— begin GIVEN INFORMATION —

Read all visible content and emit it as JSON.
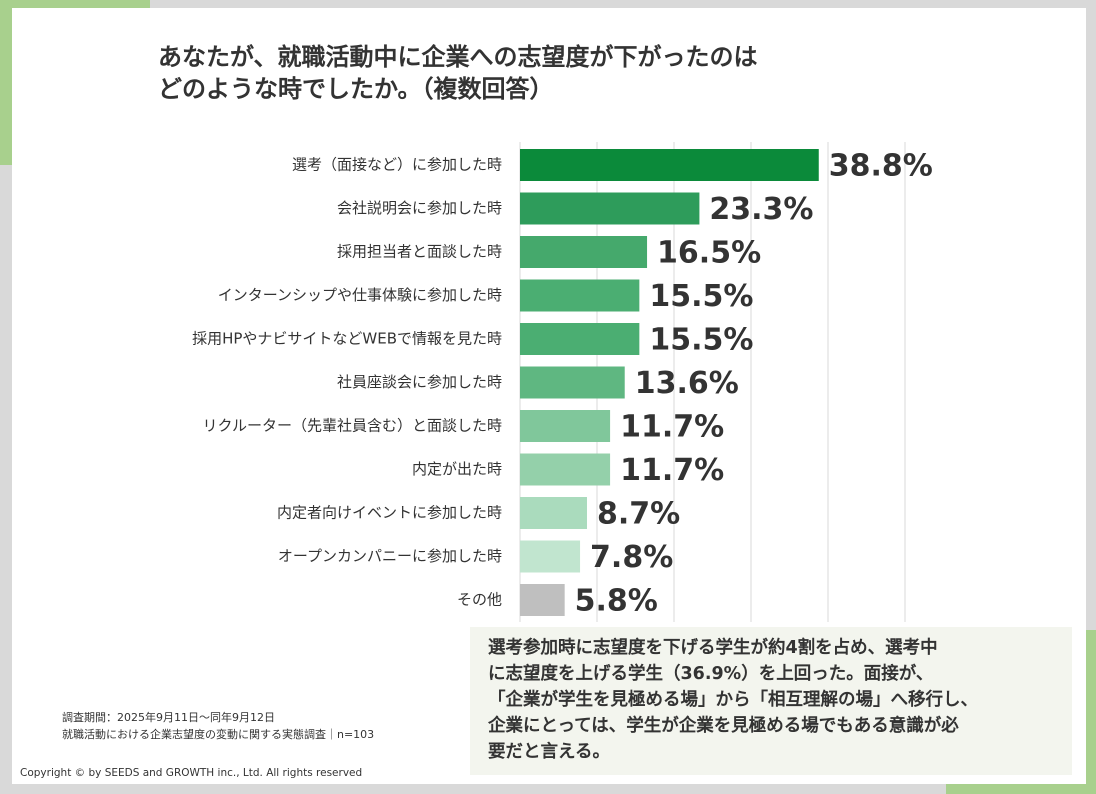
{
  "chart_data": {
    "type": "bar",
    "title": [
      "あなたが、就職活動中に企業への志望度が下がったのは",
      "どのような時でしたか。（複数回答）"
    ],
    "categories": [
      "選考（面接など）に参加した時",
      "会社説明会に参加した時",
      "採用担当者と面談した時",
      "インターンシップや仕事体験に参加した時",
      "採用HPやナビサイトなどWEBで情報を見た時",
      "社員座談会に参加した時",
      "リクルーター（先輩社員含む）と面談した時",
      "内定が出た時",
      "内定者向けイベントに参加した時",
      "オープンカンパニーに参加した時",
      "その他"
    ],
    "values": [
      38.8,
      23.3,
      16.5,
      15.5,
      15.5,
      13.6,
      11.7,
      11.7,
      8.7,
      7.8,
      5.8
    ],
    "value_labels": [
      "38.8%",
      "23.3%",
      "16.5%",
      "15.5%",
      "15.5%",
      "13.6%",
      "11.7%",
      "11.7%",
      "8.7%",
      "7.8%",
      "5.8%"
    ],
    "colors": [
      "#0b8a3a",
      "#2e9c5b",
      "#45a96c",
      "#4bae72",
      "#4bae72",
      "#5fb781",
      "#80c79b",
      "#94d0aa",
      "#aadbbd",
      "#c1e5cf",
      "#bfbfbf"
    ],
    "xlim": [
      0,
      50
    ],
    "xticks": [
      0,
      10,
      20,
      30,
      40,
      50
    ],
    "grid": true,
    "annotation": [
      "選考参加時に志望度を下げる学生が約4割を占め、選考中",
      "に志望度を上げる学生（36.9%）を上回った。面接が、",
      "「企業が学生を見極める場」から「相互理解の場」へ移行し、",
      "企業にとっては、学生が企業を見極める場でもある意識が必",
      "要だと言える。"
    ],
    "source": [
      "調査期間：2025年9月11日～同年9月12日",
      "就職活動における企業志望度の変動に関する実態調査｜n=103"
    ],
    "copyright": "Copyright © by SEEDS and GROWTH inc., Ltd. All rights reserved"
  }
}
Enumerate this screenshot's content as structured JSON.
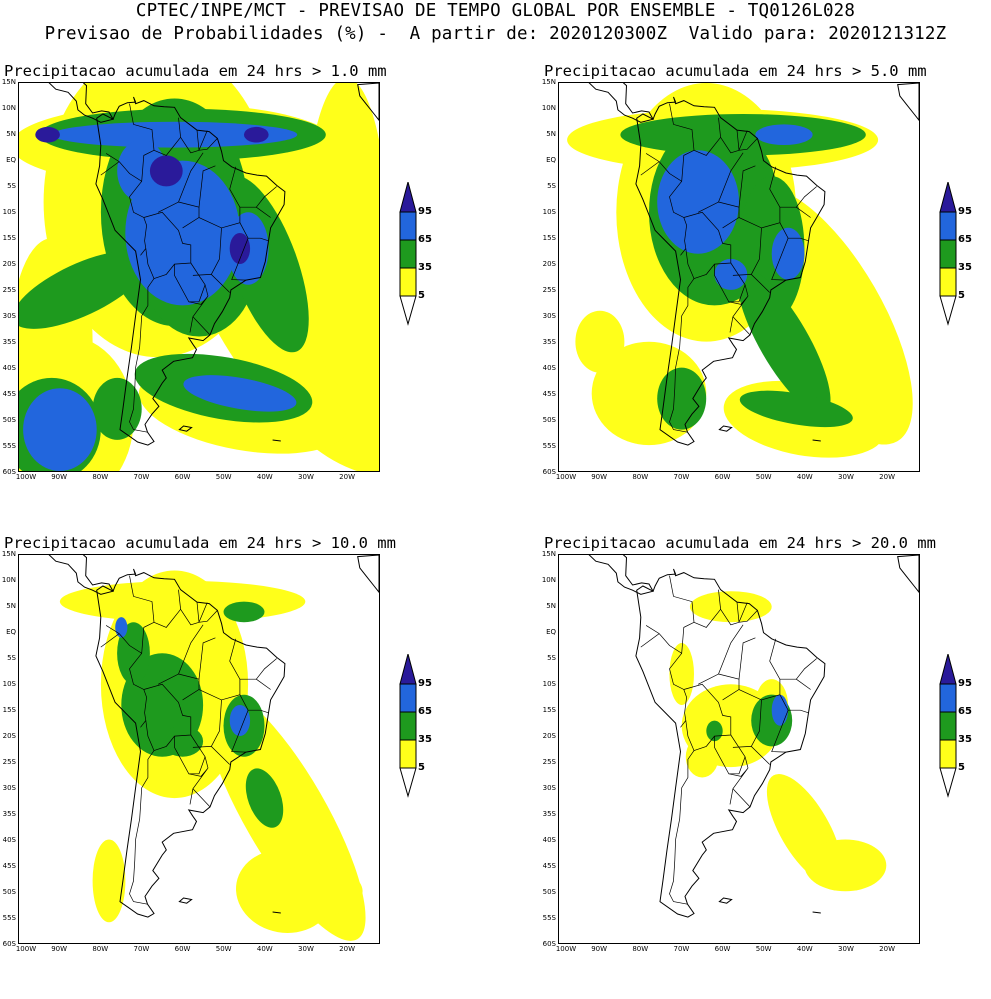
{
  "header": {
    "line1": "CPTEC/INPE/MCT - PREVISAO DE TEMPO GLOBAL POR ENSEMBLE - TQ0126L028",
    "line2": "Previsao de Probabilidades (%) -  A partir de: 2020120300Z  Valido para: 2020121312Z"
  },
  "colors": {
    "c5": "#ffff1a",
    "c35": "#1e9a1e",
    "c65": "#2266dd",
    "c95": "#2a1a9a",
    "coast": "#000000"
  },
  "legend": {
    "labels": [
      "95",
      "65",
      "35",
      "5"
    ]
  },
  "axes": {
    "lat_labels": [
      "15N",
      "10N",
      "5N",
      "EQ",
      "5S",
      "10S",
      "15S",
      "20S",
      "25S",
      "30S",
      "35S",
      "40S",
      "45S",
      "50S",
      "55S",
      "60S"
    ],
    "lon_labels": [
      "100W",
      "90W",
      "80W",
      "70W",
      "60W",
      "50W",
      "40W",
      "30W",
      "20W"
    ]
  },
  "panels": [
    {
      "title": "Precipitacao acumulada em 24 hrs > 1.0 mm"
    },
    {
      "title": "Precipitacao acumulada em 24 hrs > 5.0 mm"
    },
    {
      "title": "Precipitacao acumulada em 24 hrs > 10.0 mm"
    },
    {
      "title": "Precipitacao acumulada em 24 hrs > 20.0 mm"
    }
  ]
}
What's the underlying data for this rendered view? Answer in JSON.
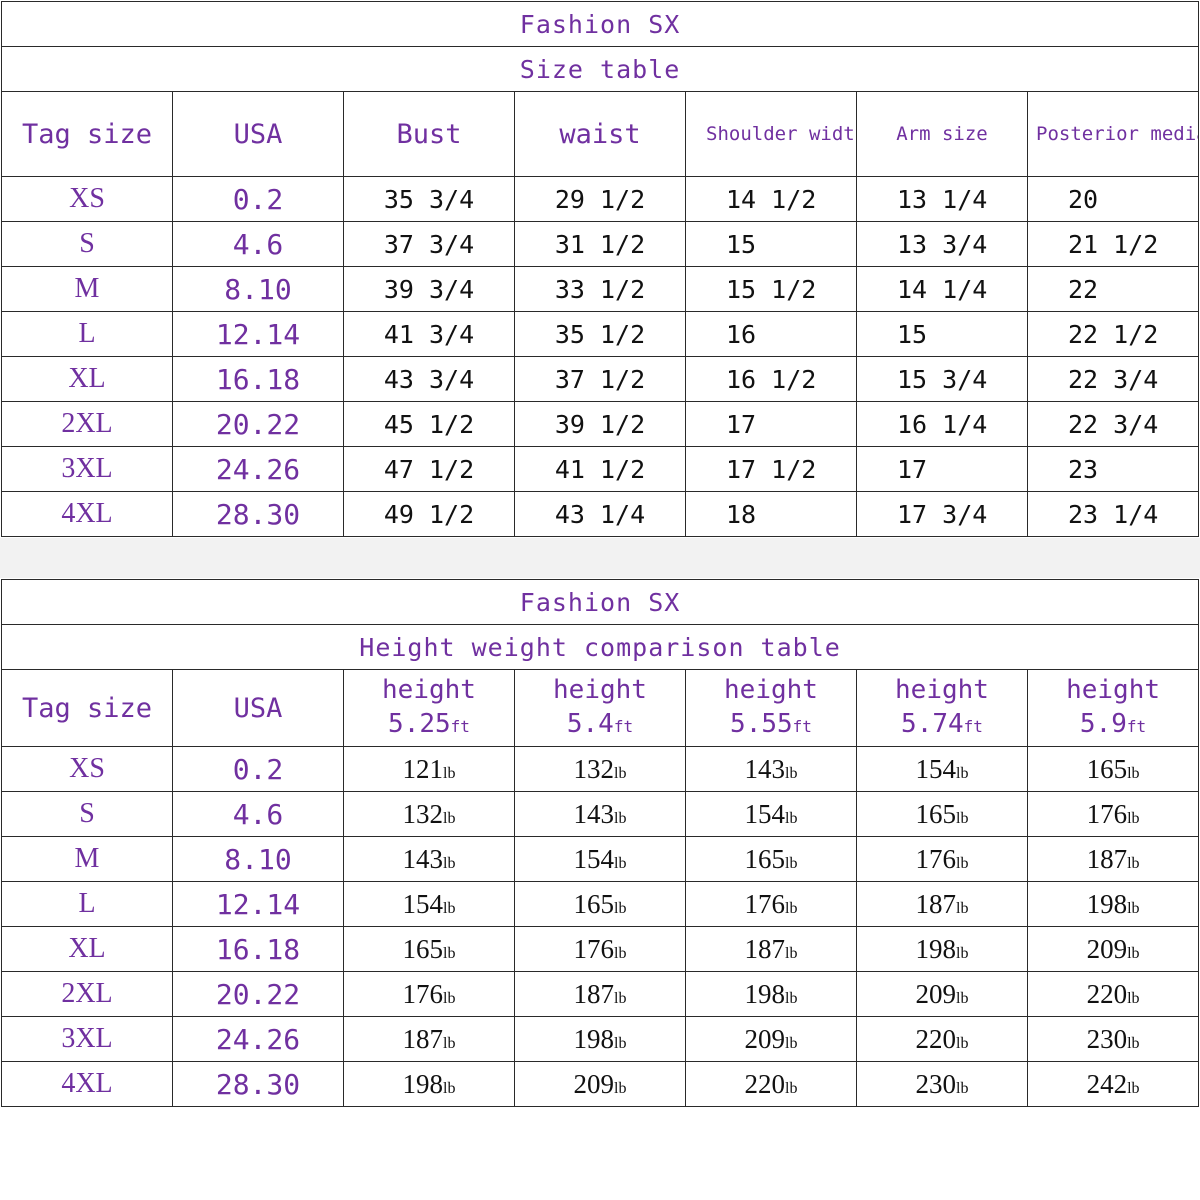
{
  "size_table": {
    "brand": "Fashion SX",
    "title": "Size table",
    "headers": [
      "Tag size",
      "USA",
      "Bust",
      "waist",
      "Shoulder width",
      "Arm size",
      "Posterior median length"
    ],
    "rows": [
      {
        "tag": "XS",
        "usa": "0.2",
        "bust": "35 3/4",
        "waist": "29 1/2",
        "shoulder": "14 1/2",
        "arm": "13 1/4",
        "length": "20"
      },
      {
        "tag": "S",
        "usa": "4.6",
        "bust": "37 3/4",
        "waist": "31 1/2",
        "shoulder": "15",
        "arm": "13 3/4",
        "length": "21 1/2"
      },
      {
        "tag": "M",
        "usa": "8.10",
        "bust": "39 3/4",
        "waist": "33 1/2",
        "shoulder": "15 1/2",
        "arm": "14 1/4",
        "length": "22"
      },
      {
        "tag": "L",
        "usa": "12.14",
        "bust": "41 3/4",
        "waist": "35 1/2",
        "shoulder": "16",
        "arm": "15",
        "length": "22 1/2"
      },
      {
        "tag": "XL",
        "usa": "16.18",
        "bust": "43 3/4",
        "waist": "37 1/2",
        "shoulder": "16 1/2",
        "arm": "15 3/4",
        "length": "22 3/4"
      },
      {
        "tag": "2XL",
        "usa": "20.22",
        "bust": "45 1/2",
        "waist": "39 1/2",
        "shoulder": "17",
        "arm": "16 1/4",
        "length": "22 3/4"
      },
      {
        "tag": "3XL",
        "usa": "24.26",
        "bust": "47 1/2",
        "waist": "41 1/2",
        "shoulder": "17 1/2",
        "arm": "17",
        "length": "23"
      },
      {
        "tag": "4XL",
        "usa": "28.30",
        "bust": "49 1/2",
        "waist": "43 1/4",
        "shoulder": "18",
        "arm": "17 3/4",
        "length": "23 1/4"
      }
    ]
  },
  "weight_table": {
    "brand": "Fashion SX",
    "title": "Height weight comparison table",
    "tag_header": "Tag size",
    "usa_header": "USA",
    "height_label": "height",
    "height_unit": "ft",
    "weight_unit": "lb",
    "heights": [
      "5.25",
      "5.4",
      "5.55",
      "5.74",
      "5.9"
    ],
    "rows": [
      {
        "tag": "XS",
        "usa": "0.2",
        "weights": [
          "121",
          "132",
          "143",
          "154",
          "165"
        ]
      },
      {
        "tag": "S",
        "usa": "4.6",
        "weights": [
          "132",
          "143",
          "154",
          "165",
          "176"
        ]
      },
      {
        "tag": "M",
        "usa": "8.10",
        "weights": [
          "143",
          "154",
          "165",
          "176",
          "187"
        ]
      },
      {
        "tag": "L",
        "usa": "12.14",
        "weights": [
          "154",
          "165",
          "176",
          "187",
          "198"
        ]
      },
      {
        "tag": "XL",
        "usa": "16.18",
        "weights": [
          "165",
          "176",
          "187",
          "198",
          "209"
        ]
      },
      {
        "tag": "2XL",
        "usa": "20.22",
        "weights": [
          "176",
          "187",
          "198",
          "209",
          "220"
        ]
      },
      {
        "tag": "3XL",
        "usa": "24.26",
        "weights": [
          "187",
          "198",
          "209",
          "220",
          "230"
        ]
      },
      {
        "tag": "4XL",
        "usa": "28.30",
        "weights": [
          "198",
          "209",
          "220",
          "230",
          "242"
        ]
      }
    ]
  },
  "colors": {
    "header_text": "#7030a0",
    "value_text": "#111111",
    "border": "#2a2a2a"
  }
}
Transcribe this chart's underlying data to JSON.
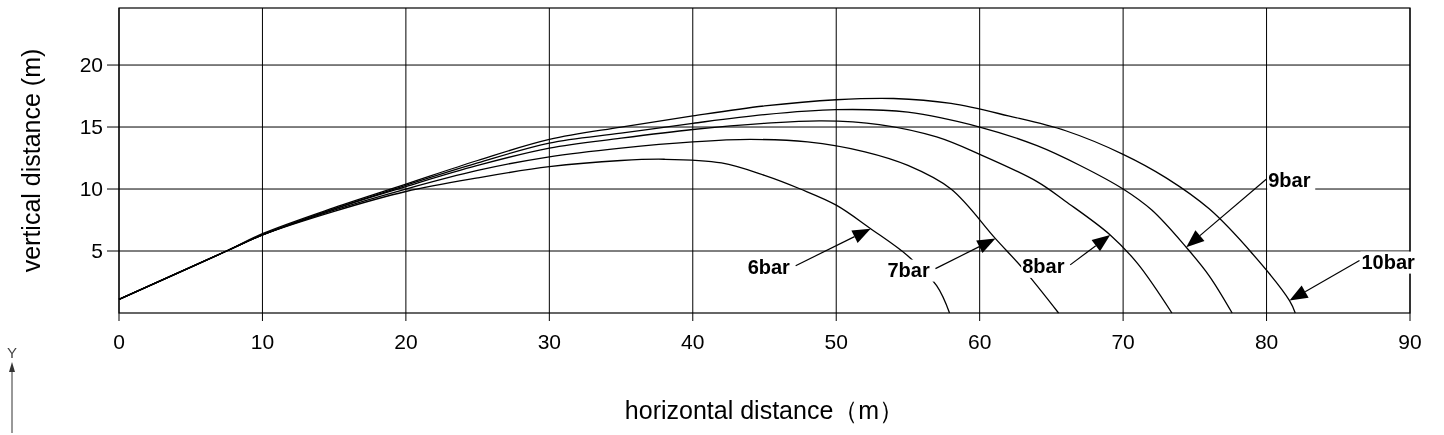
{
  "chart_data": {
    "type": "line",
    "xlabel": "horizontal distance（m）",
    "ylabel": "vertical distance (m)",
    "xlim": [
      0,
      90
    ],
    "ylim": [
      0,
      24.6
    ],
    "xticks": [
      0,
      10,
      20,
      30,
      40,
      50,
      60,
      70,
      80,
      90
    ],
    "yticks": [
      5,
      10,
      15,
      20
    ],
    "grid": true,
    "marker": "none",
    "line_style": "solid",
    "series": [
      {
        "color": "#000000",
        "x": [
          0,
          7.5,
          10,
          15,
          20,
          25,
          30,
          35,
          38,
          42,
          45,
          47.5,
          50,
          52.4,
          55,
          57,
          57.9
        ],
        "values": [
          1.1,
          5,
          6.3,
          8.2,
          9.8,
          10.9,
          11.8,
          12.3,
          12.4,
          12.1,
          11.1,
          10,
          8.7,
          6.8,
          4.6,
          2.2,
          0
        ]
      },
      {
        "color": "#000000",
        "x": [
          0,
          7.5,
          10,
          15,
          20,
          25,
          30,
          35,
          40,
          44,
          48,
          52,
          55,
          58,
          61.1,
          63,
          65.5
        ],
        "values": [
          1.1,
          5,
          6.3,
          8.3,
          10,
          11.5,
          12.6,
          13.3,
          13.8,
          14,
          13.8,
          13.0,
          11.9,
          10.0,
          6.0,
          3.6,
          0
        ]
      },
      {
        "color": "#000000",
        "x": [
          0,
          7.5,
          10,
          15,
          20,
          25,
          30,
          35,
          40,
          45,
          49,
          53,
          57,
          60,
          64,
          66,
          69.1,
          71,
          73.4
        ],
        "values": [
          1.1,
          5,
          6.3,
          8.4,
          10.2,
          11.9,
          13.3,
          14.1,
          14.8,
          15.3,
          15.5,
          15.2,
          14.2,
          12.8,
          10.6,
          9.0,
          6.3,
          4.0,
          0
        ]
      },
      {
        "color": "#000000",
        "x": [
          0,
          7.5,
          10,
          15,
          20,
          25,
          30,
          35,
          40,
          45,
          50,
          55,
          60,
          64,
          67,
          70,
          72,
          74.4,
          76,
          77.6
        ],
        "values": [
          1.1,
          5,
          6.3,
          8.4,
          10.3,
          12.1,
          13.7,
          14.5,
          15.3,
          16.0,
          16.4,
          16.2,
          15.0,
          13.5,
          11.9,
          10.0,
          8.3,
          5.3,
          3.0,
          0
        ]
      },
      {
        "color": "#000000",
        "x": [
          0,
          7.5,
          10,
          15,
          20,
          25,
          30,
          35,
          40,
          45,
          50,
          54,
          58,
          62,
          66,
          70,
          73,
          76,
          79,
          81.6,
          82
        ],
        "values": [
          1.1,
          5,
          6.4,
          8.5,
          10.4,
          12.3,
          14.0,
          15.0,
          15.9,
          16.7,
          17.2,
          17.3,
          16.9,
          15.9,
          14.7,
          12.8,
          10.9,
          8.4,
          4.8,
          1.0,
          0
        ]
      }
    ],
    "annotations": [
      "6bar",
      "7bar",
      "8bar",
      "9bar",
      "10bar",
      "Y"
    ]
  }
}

— end GIVEN INFORMATION —

* GIVEN INSTRUCTION
Go through the listing above and locate each line that holds the word "underlying". Copy those lines.

* RESULT FOR THIS TASK
What's the underlying data for this rendered view? Answer in JSON.
Transcribe this chart's underlying data to JSON.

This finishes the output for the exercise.